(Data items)
..........
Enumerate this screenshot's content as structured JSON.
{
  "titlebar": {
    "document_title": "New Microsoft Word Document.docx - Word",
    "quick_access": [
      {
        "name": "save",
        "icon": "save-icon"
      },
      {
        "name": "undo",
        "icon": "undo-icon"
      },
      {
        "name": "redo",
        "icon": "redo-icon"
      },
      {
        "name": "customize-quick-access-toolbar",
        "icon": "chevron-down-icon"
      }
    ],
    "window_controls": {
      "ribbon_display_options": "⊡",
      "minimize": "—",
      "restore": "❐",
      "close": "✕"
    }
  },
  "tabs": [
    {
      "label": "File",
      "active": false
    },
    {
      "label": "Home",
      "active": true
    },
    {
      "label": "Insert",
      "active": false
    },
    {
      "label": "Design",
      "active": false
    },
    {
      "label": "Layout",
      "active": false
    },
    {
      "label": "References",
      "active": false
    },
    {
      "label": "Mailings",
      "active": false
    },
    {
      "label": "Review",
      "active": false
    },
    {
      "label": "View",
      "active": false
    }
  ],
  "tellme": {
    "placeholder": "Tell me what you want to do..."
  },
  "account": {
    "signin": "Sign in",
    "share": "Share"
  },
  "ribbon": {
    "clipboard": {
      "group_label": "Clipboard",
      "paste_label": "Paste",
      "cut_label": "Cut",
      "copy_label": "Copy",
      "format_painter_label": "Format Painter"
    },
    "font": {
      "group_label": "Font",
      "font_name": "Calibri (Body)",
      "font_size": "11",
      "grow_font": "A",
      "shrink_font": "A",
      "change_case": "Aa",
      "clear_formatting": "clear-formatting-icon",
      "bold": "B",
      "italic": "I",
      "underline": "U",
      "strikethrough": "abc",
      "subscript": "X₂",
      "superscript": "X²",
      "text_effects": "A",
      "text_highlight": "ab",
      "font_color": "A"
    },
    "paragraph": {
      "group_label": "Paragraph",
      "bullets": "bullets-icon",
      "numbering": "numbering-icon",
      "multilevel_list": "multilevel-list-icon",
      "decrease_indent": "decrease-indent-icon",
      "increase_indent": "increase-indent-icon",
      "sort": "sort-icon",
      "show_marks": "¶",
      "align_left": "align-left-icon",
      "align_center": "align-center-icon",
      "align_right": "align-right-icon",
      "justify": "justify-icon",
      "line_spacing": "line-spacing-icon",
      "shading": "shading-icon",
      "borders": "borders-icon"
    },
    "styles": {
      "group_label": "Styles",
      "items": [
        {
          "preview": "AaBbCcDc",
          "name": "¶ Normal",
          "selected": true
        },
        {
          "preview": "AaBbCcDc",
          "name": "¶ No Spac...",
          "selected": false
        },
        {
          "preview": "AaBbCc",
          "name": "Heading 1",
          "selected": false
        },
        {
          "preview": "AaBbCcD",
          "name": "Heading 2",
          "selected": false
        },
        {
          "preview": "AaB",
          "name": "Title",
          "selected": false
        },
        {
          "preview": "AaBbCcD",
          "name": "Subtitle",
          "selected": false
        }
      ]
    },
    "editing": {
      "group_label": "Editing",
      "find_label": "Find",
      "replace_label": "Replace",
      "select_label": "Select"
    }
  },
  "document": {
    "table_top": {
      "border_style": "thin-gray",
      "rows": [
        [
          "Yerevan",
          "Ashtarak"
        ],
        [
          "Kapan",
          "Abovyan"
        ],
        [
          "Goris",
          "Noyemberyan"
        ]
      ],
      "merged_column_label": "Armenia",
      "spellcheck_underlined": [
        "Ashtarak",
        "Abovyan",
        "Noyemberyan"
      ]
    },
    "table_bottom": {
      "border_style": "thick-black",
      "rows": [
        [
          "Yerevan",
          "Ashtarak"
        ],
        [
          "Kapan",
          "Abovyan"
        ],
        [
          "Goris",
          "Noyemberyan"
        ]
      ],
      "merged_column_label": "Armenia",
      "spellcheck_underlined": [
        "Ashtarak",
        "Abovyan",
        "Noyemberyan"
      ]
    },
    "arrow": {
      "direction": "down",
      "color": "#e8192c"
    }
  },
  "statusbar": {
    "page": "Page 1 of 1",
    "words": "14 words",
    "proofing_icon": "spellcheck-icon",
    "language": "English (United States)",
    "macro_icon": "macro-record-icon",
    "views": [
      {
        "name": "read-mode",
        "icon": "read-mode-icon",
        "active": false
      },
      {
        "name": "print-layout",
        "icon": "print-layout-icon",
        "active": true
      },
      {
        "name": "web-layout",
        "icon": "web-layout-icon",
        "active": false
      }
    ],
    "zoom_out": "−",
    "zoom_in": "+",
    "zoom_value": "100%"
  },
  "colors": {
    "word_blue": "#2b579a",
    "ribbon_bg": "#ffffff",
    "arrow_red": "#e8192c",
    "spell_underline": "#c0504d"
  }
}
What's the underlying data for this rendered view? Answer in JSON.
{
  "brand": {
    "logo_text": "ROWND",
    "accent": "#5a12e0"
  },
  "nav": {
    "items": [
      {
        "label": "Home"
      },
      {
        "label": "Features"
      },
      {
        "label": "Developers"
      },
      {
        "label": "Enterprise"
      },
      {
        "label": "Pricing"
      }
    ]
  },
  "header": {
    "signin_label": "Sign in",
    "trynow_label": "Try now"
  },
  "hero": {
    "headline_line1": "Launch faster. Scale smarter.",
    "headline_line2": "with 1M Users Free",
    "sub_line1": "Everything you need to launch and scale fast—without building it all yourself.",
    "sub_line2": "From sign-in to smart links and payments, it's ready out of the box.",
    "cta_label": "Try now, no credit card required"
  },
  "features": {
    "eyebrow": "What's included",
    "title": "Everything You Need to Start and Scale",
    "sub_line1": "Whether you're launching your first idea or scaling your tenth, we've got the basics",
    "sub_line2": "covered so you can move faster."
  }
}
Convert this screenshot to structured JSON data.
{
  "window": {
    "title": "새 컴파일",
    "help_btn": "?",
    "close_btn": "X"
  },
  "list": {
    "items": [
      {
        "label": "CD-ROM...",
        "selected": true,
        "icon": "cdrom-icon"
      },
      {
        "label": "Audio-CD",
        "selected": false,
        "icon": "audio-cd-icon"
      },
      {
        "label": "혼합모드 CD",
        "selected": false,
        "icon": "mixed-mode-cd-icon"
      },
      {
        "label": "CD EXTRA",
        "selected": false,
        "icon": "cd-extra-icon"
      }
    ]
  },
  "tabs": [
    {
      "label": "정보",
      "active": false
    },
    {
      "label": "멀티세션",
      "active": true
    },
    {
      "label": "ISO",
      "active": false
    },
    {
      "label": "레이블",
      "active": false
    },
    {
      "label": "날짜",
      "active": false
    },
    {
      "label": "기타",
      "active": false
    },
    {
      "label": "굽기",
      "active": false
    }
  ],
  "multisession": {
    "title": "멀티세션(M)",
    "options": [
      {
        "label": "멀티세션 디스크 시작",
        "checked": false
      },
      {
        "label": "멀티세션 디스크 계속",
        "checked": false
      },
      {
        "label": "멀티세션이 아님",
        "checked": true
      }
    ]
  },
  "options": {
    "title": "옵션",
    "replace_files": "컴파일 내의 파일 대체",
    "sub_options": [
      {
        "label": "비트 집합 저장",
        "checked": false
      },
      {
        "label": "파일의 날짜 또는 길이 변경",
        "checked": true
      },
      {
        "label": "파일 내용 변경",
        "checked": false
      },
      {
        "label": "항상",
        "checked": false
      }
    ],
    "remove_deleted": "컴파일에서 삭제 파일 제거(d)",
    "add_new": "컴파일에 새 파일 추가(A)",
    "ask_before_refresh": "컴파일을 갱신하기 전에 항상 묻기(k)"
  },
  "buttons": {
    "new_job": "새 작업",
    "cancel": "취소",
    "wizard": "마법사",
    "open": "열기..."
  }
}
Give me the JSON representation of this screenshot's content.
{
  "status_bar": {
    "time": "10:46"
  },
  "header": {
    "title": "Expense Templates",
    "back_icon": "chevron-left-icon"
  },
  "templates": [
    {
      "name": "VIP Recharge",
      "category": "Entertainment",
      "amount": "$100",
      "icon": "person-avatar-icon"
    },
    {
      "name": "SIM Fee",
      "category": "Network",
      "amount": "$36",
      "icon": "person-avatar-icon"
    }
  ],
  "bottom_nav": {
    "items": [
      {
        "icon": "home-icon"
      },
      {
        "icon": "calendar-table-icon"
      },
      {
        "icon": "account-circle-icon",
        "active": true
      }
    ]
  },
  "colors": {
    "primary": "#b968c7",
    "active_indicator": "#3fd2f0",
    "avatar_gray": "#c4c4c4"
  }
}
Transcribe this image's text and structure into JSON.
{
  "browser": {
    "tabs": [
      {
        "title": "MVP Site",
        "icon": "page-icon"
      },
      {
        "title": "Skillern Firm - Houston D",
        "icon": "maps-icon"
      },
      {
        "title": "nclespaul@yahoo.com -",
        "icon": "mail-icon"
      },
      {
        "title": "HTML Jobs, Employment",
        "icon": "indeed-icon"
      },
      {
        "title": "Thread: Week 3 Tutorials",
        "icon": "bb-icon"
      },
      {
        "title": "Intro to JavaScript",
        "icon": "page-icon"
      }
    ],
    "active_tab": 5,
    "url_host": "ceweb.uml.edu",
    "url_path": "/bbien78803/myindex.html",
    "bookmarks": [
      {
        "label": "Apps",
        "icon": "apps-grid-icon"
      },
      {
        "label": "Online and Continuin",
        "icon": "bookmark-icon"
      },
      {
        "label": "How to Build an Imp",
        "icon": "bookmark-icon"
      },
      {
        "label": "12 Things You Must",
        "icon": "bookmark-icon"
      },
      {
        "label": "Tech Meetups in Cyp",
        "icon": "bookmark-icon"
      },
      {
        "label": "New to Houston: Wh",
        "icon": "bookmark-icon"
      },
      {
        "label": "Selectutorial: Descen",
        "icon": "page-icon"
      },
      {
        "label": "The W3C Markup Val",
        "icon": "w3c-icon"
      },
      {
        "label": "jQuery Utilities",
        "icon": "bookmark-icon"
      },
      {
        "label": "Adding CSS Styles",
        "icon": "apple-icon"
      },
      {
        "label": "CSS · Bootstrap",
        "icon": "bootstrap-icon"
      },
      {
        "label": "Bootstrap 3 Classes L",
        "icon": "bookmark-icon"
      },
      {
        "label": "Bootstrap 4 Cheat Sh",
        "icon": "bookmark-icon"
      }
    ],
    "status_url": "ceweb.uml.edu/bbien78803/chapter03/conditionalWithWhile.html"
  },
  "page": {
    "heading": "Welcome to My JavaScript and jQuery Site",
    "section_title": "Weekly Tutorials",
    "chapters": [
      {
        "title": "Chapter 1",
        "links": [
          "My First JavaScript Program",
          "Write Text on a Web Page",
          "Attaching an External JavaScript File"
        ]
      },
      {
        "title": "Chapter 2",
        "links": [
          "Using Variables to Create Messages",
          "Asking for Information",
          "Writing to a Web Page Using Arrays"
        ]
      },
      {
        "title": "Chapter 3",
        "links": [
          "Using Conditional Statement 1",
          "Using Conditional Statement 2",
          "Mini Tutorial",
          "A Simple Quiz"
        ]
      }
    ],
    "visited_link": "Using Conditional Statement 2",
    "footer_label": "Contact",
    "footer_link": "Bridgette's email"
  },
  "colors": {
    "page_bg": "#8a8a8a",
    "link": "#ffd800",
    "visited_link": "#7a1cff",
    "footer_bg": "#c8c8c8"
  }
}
..........
What is the number of lines in the listing that contain the string "Everything"? Reply with that number alone.

Reply.
2